OBJECTIVE: Check every line of the data below for the string "impuestos", and copy the ones that hold it.

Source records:
══════════════════════════════
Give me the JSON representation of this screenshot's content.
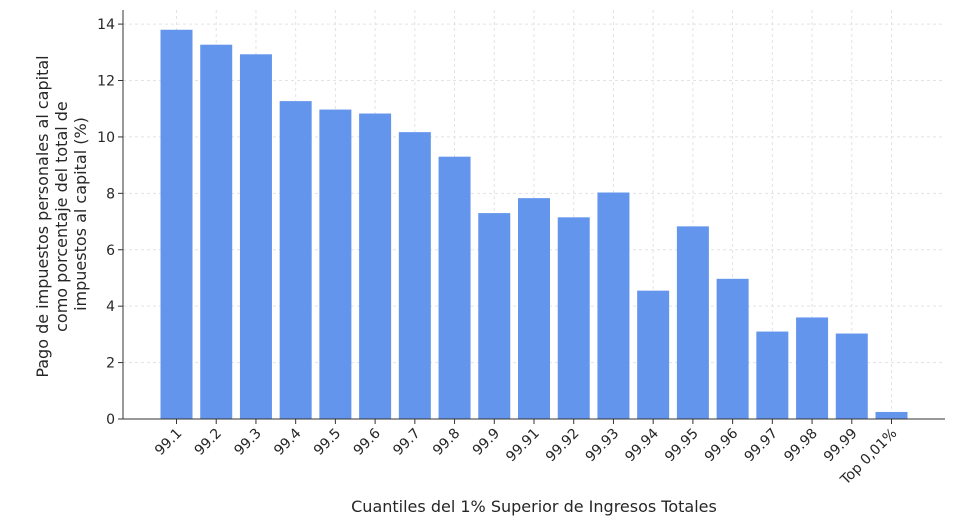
{
  "chart_data": {
    "type": "bar",
    "title": "",
    "xlabel": "Cuantiles del 1% Superior de Ingresos Totales",
    "ylabel_lines": [
      "Pago de impuestos personales al capital",
      "como porcentaje del total de",
      "impuestos al capital (%)"
    ],
    "categories": [
      "99.1",
      "99.2",
      "99.3",
      "99.4",
      "99.5",
      "99.6",
      "99.7",
      "99.8",
      "99.9",
      "99.91",
      "99.92",
      "99.93",
      "99.94",
      "99.95",
      "99.96",
      "99.97",
      "99.98",
      "99.99",
      "Top 0,01%"
    ],
    "values": [
      13.8,
      13.27,
      12.93,
      11.27,
      10.97,
      10.83,
      10.17,
      9.3,
      7.3,
      7.83,
      7.15,
      8.03,
      4.55,
      6.83,
      4.97,
      3.1,
      3.6,
      3.03,
      0.25
    ],
    "yticks": [
      "0",
      "2",
      "4",
      "6",
      "8",
      "10",
      "12",
      "14"
    ],
    "ylim": [
      0,
      14.5
    ],
    "grid": true,
    "bar_color": "#6495ed"
  }
}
══════════════════════════════
SOLUTION FOR THIS TASK:
      "Pago de impuestos personales al capital",
      "impuestos al capital (%)"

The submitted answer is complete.